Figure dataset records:
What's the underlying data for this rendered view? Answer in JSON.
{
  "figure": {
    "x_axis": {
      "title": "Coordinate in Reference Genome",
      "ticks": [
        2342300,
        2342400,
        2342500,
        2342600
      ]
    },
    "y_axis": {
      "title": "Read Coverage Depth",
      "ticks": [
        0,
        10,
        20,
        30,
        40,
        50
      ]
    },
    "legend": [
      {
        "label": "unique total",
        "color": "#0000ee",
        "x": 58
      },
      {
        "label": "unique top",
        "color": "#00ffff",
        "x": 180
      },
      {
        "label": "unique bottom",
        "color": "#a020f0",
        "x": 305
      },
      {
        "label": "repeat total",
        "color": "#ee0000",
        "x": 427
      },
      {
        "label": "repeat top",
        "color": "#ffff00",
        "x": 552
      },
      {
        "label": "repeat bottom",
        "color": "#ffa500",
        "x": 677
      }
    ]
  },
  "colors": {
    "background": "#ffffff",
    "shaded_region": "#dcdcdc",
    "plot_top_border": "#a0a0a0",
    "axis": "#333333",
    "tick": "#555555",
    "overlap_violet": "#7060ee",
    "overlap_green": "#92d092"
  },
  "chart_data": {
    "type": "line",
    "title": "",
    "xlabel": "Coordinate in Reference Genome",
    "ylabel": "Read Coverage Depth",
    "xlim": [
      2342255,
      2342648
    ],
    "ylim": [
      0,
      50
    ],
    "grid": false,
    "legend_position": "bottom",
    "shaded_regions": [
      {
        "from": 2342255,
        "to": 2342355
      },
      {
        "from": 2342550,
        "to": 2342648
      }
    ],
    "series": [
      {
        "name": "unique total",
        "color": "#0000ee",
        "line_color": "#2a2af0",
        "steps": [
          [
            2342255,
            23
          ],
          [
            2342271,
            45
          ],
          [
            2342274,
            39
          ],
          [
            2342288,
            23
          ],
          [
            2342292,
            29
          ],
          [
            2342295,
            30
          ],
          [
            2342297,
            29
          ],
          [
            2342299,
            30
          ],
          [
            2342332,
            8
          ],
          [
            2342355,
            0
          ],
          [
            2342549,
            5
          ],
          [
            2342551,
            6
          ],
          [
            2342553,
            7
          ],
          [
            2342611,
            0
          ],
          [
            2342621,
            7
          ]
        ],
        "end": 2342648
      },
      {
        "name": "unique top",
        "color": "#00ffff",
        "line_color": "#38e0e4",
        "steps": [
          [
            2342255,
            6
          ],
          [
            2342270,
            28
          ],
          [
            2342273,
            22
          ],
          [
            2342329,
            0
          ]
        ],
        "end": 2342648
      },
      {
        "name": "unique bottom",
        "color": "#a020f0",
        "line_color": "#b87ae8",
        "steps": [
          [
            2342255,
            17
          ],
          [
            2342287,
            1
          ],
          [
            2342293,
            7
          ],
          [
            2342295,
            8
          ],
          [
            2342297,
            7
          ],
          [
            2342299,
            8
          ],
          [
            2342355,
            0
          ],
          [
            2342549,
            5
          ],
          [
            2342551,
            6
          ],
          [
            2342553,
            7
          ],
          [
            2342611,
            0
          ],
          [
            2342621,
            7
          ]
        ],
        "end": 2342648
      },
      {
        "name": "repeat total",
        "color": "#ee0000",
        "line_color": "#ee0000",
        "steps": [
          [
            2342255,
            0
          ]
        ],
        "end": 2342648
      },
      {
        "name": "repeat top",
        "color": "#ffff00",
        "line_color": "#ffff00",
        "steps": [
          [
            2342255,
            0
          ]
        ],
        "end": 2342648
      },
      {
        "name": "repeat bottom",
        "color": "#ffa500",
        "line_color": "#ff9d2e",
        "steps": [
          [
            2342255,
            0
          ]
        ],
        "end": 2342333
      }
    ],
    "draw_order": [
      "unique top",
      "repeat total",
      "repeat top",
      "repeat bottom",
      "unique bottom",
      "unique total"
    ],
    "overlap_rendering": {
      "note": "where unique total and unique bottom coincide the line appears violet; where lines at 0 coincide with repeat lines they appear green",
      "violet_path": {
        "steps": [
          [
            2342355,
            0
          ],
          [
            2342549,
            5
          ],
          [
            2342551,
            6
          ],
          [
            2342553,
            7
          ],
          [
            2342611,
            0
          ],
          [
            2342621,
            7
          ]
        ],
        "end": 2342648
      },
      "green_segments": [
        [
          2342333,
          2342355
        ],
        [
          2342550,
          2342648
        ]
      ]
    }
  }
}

*Instructions for the task*.
Repeat all of the data shown above, exactly as it appears.

*Output of the exercise*.
What's the underlying data for this rendered view? Answer in JSON.
{
  "figure": {
    "x_axis": {
      "title": "Coordinate in Reference Genome",
      "ticks": [
        2342300,
        2342400,
        2342500,
        2342600
      ]
    },
    "y_axis": {
      "title": "Read Coverage Depth",
      "ticks": [
        0,
        10,
        20,
        30,
        40,
        50
      ]
    },
    "legend": [
      {
        "label": "unique total",
        "color": "#0000ee",
        "x": 58
      },
      {
        "label": "unique top",
        "color": "#00ffff",
        "x": 180
      },
      {
        "label": "unique bottom",
        "color": "#a020f0",
        "x": 305
      },
      {
        "label": "repeat total",
        "color": "#ee0000",
        "x": 427
      },
      {
        "label": "repeat top",
        "color": "#ffff00",
        "x": 552
      },
      {
        "label": "repeat bottom",
        "color": "#ffa500",
        "x": 677
      }
    ]
  },
  "colors": {
    "background": "#ffffff",
    "shaded_region": "#dcdcdc",
    "plot_top_border": "#a0a0a0",
    "axis": "#333333",
    "tick": "#555555",
    "overlap_violet": "#7060ee",
    "overlap_green": "#92d092"
  },
  "chart_data": {
    "type": "line",
    "title": "",
    "xlabel": "Coordinate in Reference Genome",
    "ylabel": "Read Coverage Depth",
    "xlim": [
      2342255,
      2342648
    ],
    "ylim": [
      0,
      50
    ],
    "grid": false,
    "legend_position": "bottom",
    "shaded_regions": [
      {
        "from": 2342255,
        "to": 2342355
      },
      {
        "from": 2342550,
        "to": 2342648
      }
    ],
    "series": [
      {
        "name": "unique total",
        "color": "#0000ee",
        "line_color": "#2a2af0",
        "steps": [
          [
            2342255,
            23
          ],
          [
            2342271,
            45
          ],
          [
            2342274,
            39
          ],
          [
            2342288,
            23
          ],
          [
            2342292,
            29
          ],
          [
            2342295,
            30
          ],
          [
            2342297,
            29
          ],
          [
            2342299,
            30
          ],
          [
            2342332,
            8
          ],
          [
            2342355,
            0
          ],
          [
            2342549,
            5
          ],
          [
            2342551,
            6
          ],
          [
            2342553,
            7
          ],
          [
            2342611,
            0
          ],
          [
            2342621,
            7
          ]
        ],
        "end": 2342648
      },
      {
        "name": "unique top",
        "color": "#00ffff",
        "line_color": "#38e0e4",
        "steps": [
          [
            2342255,
            6
          ],
          [
            2342270,
            28
          ],
          [
            2342273,
            22
          ],
          [
            2342329,
            0
          ]
        ],
        "end": 2342648
      },
      {
        "name": "unique bottom",
        "color": "#a020f0",
        "line_color": "#b87ae8",
        "steps": [
          [
            2342255,
            17
          ],
          [
            2342287,
            1
          ],
          [
            2342293,
            7
          ],
          [
            2342295,
            8
          ],
          [
            2342297,
            7
          ],
          [
            2342299,
            8
          ],
          [
            2342355,
            0
          ],
          [
            2342549,
            5
          ],
          [
            2342551,
            6
          ],
          [
            2342553,
            7
          ],
          [
            2342611,
            0
          ],
          [
            2342621,
            7
          ]
        ],
        "end": 2342648
      },
      {
        "name": "repeat total",
        "color": "#ee0000",
        "line_color": "#ee0000",
        "steps": [
          [
            2342255,
            0
          ]
        ],
        "end": 2342648
      },
      {
        "name": "repeat top",
        "color": "#ffff00",
        "line_color": "#ffff00",
        "steps": [
          [
            2342255,
            0
          ]
        ],
        "end": 2342648
      },
      {
        "name": "repeat bottom",
        "color": "#ffa500",
        "line_color": "#ff9d2e",
        "steps": [
          [
            2342255,
            0
          ]
        ],
        "end": 2342333
      }
    ],
    "draw_order": [
      "unique top",
      "repeat total",
      "repeat top",
      "repeat bottom",
      "unique bottom",
      "unique total"
    ],
    "overlap_rendering": {
      "note": "where unique total and unique bottom coincide the line appears violet; where lines at 0 coincide with repeat lines they appear green",
      "violet_path": {
        "steps": [
          [
            2342355,
            0
          ],
          [
            2342549,
            5
          ],
          [
            2342551,
            6
          ],
          [
            2342553,
            7
          ],
          [
            2342611,
            0
          ],
          [
            2342621,
            7
          ]
        ],
        "end": 2342648
      },
      "green_segments": [
        [
          2342333,
          2342355
        ],
        [
          2342550,
          2342648
        ]
      ]
    }
  }
}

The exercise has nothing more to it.